### The exercise
Copy everything in the listing below word for word, apart from any images.

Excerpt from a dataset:
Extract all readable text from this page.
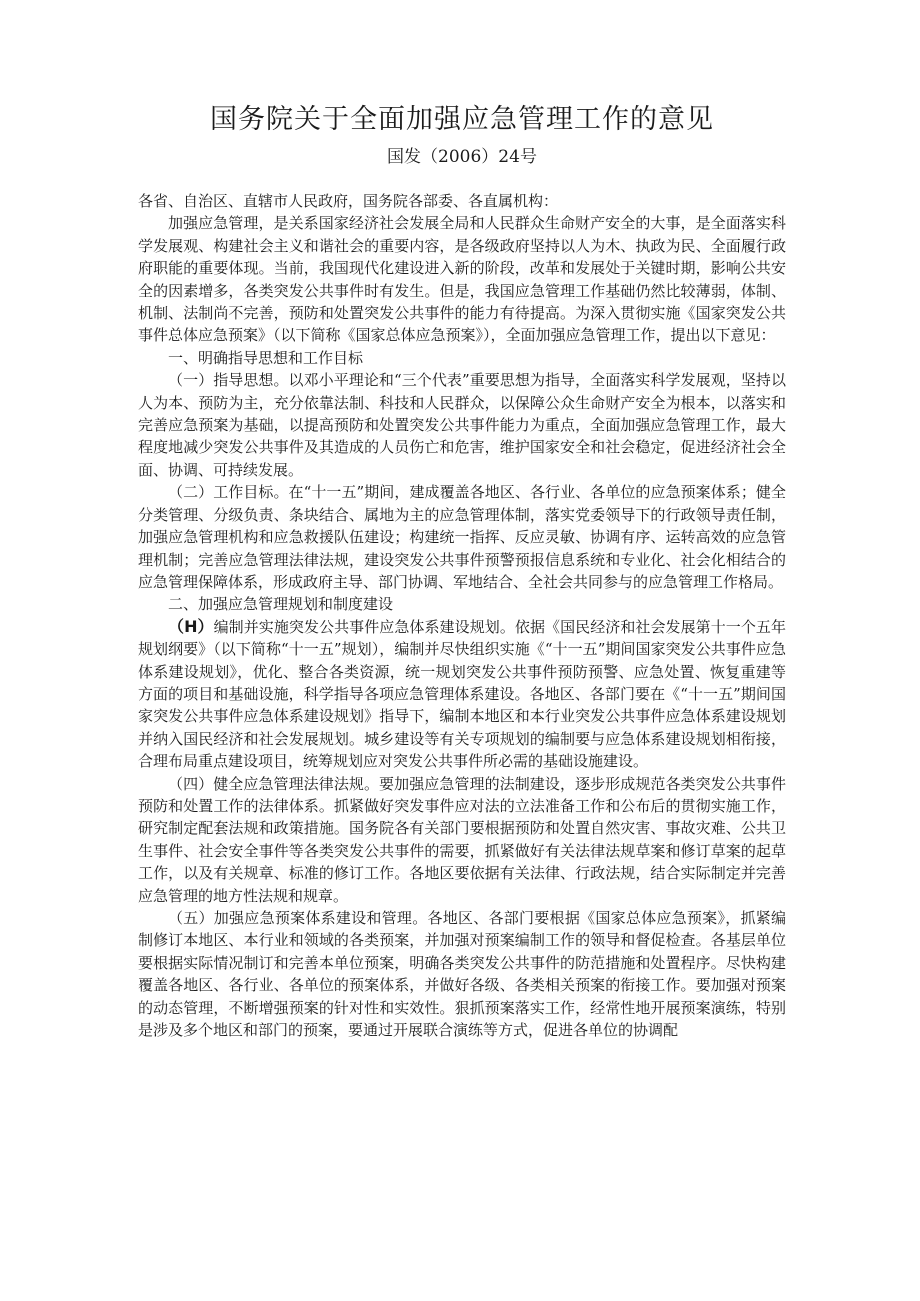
国务院关于全面加强应急管理工作的意见
国发（2006）24号

各省、自治区、直辖市人民政府，国务院各部委、各直属机构：

加强应急管理，是关系国家经济社会发展全局和人民群众生命财产安全的大事，是全面落实科学发展观、构建社会主义和谐社会的重要内容，是各级政府坚持以人为木、执政为民、全面履行政府职能的重要体现。当前，我国现代化建设进入新的阶段，改革和发展处于关键时期，影响公共安全的因素增多，各类突发公共事件时有发生。但是，我国应急管理工作基础仍然比较薄弱，体制、机制、法制尚不完善，预防和处置突发公共事件的能力有待提高。为深入贯彻实施《国家突发公共事件总体应急预案》（以下简称《国家总体应急预案》），全面加强应急管理工作，提出以下意见：

一、明确指导思想和工作目标

（一）指导思想。以邓小平理论和“三个代表”重要思想为指导，全面落实科学发展观，坚持以人为本、预防为主，充分依靠法制、科技和人民群众，以保障公众生命财产安全为根本，以落实和完善应急预案为基础，以提高预防和处置突发公共事件能力为重点，全面加强应急管理工作，最大程度地减少突发公共事件及其造成的人员伤亡和危害，维护国家安全和社会稳定，促进经济社会全面、协调、可持续发展。

（二）工作目标。在“十一五”期间，建成覆盖各地区、各行业、各单位的应急预案体系；健全分类管理、分级负责、条块结合、属地为主的应急管理体制，落实党委领导下的行政领导责任制，加强应急管理机构和应急救援队伍建设；构建统一指挥、反应灵敏、协调有序、运转高效的应急管理机制；完善应急管理法律法规，建设突发公共事件预警预报信息系统和专业化、社会化相结合的应急管理保障体系，形成政府主导、部门协调、军地结合、全社会共同参与的应急管理工作格局。

二、加强应急管理规划和制度建设

（H）编制并实施突发公共事件应急体系建设规划。依据《国民经济和社会发展第十一个五年规划纲要》（以下简称“十一五”规划），编制并尽快组织实施《“十一五”期间国家突发公共事件应急体系建设规划》，优化、整合各类资源，统一规划突发公共事件预防预警、应急处置、恢复重建等方面的项目和基础设施，科学指导各项应急管理体系建设。各地区、各部门要在《“十一五”期间国家突发公共事件应急体系建设规划》指导下，编制本地区和本行业突发公共事件应急体系建设规划并纳入国民经济和社会发展规划。城乡建设等有关专项规划的编制要与应急体系建设规划相衔接，合理布局重点建设项目，统筹规划应对突发公共事件所必需的基础设施建设。

（四）健全应急管理法律法规。要加强应急管理的法制建设，逐步形成规范各类突发公共事件预防和处置工作的法律体系。抓紧做好突发事件应对法的立法准备工作和公布后的贯彻实施工作，研究制定配套法规和政策措施。国务院各有关部门要根据预防和处置自然灾害、事故灾难、公共卫生事件、社会安全事件等各类突发公共事件的需要，抓紧做好有关法律法规草案和修订草案的起草工作，以及有关规章、标准的修订工作。各地区要依据有关法律、行政法规，结合实际制定并完善应急管理的地方性法规和规章。

（五）加强应急预案体系建设和管理。各地区、各部门要根据《国家总体应急预案》，抓紧编制修订本地区、本行业和领域的各类预案，并加强对预案编制工作的领导和督促检查。各基层单位要根据实际情况制订和完善本单位预案，明确各类突发公共事件的防范措施和处置程序。尽快构建覆盖各地区、各行业、各单位的预案体系，并做好各级、各类相关预案的衔接工作。要加强对预案的动态管理，不断增强预案的针对性和实效性。狠抓预案落实工作，经常性地开展预案演练，特别是涉及多个地区和部门的预案，要通过开展联合演练等方式，促进各单位的协调配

### The result
Extract all readable text from this page.
国务院关于全面加强应急管理工作的意见
国发（2006）24号

各省、自治区、直辖市人民政府，国务院各部委、各直属机构：

加强应急管理，是关系国家经济社会发展全局和人民群众生命财产安全的大事，是全面落实科学发展观、构建社会主义和谐社会的重要内容，是各级政府坚持以人为木、执政为民、全面履行政府职能的重要体现。当前，我国现代化建设进入新的阶段，改革和发展处于关键时期，影响公共安全的因素增多，各类突发公共事件时有发生。但是，我国应急管理工作基础仍然比较薄弱，体制、机制、法制尚不完善，预防和处置突发公共事件的能力有待提高。为深入贯彻实施《国家突发公共事件总体应急预案》（以下简称《国家总体应急预案》），全面加强应急管理工作，提出以下意见：

一、明确指导思想和工作目标

（一）指导思想。以邓小平理论和“三个代表”重要思想为指导，全面落实科学发展观，坚持以人为本、预防为主，充分依靠法制、科技和人民群众，以保障公众生命财产安全为根本，以落实和完善应急预案为基础，以提高预防和处置突发公共事件能力为重点，全面加强应急管理工作，最大程度地减少突发公共事件及其造成的人员伤亡和危害，维护国家安全和社会稳定，促进经济社会全面、协调、可持续发展。

（二）工作目标。在“十一五”期间，建成覆盖各地区、各行业、各单位的应急预案体系；健全分类管理、分级负责、条块结合、属地为主的应急管理体制，落实党委领导下的行政领导责任制，加强应急管理机构和应急救援队伍建设；构建统一指挥、反应灵敏、协调有序、运转高效的应急管理机制；完善应急管理法律法规，建设突发公共事件预警预报信息系统和专业化、社会化相结合的应急管理保障体系，形成政府主导、部门协调、军地结合、全社会共同参与的应急管理工作格局。

二、加强应急管理规划和制度建设

（H）编制并实施突发公共事件应急体系建设规划。依据《国民经济和社会发展第十一个五年规划纲要》（以下简称“十一五”规划），编制并尽快组织实施《“十一五”期间国家突发公共事件应急体系建设规划》，优化、整合各类资源，统一规划突发公共事件预防预警、应急处置、恢复重建等方面的项目和基础设施，科学指导各项应急管理体系建设。各地区、各部门要在《“十一五”期间国家突发公共事件应急体系建设规划》指导下，编制本地区和本行业突发公共事件应急体系建设规划并纳入国民经济和社会发展规划。城乡建设等有关专项规划的编制要与应急体系建设规划相衔接，合理布局重点建设项目，统筹规划应对突发公共事件所必需的基础设施建设。

（四）健全应急管理法律法规。要加强应急管理的法制建设，逐步形成规范各类突发公共事件预防和处置工作的法律体系。抓紧做好突发事件应对法的立法准备工作和公布后的贯彻实施工作，研究制定配套法规和政策措施。国务院各有关部门要根据预防和处置自然灾害、事故灾难、公共卫生事件、社会安全事件等各类突发公共事件的需要，抓紧做好有关法律法规草案和修订草案的起草工作，以及有关规章、标准的修订工作。各地区要依据有关法律、行政法规，结合实际制定并完善应急管理的地方性法规和规章。

（五）加强应急预案体系建设和管理。各地区、各部门要根据《国家总体应急预案》，抓紧编制修订本地区、本行业和领域的各类预案，并加强对预案编制工作的领导和督促检查。各基层单位要根据实际情况制订和完善本单位预案，明确各类突发公共事件的防范措施和处置程序。尽快构建覆盖各地区、各行业、各单位的预案体系，并做好各级、各类相关预案的衔接工作。要加强对预案的动态管理，不断增强预案的针对性和实效性。狠抓预案落实工作，经常性地开展预案演练，特别是涉及多个地区和部门的预案，要通过开展联合演练等方式，促进各单位的协调配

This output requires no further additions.